┌──

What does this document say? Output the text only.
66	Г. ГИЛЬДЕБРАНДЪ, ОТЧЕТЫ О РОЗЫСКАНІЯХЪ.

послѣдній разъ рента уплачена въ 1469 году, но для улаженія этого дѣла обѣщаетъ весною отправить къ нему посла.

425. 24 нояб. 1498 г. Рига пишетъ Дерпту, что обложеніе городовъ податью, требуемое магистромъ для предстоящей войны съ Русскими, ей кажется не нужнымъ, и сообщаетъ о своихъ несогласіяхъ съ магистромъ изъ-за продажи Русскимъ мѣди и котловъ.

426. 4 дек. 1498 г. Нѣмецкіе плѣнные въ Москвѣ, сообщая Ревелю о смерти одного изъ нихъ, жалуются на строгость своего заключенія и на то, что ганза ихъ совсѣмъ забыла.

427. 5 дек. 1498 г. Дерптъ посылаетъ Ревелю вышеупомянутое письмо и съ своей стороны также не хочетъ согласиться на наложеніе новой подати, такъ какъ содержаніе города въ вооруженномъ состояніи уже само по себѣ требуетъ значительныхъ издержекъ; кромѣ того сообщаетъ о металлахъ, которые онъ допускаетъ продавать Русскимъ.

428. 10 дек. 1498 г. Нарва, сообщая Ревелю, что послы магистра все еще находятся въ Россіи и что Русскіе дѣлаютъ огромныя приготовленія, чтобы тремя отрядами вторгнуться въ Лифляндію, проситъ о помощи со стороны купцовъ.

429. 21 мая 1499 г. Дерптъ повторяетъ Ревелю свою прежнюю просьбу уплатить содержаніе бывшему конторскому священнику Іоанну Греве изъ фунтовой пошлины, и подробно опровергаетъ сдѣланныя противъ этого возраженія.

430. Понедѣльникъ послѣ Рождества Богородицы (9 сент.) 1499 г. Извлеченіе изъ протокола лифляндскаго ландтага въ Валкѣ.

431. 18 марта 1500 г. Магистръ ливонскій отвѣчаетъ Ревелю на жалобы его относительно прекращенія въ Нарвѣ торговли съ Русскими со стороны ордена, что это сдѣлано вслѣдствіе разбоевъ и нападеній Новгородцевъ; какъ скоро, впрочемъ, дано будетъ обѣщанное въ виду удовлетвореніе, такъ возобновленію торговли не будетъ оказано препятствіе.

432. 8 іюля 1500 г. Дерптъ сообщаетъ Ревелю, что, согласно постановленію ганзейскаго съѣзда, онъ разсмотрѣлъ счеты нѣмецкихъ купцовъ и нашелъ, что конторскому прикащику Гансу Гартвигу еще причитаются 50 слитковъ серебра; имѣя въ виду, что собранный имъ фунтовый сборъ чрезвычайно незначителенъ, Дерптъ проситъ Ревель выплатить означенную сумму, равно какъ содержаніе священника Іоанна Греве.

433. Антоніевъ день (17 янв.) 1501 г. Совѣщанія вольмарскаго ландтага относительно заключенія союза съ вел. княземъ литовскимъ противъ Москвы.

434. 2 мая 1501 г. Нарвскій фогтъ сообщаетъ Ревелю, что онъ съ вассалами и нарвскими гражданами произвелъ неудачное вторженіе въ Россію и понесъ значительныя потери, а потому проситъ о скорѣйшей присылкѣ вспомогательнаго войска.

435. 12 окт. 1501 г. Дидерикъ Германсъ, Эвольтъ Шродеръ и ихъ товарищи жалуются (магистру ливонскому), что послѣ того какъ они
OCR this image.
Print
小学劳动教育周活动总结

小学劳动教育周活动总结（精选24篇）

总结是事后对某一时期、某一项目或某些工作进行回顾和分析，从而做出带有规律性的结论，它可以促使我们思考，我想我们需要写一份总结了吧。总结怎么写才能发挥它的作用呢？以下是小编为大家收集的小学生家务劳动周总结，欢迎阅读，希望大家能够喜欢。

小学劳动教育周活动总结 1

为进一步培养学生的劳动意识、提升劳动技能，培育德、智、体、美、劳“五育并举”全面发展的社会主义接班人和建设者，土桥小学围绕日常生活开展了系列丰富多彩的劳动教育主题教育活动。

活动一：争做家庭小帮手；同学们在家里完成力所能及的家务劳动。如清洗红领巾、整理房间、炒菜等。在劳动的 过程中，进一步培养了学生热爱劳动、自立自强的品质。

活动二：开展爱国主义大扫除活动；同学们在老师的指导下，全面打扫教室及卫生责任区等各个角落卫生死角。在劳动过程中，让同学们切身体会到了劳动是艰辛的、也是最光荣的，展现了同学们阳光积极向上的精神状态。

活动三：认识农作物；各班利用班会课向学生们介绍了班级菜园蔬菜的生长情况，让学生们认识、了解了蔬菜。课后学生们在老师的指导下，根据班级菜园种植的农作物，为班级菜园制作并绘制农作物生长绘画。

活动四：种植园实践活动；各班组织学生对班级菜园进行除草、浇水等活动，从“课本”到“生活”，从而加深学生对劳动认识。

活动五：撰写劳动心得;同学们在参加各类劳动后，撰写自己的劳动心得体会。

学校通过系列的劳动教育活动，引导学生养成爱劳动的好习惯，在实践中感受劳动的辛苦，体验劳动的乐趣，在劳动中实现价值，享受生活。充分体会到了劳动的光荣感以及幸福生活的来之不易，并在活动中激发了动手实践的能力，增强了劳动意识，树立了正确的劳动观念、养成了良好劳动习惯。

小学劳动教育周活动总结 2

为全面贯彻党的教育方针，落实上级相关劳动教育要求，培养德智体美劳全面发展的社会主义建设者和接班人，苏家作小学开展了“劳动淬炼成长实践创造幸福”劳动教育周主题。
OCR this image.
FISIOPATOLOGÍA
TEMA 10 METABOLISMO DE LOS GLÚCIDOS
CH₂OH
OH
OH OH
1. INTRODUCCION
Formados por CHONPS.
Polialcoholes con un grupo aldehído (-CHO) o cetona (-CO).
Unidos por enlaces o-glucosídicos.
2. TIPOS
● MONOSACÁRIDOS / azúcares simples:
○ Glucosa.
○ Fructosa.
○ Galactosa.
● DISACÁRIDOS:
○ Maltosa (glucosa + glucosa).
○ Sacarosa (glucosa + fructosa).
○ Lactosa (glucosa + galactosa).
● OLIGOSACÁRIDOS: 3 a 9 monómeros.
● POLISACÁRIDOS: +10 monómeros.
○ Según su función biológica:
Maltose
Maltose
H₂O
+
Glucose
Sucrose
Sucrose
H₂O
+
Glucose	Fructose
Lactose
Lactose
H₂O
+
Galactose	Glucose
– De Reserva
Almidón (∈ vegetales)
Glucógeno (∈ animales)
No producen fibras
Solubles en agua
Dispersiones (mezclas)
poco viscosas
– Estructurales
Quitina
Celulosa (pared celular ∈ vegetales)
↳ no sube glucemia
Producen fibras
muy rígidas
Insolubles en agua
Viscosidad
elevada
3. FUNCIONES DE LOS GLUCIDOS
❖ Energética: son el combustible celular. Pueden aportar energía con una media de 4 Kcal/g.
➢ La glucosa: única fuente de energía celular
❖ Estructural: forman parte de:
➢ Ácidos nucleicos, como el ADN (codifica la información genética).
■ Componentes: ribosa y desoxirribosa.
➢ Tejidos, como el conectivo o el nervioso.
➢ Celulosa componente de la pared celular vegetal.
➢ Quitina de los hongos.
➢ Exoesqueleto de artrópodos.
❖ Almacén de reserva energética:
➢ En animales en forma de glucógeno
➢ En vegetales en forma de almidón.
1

└──

Stated problem →
Copy each line that contains the word "этого".

Task solution →
послѣдній разъ рента уплачена въ 1469 году, но для улаженія этого дѣла обѣщаетъ весною отправить къ нему посла.
429. 21 мая 1499 г. Дерптъ повторяетъ Ревелю свою прежнюю просьбу уплатить содержаніе бывшему конторскому священнику Іоанну Греве изъ фунтовой пошлины, и подробно опровергаетъ сдѣланныя противъ этого возраженія.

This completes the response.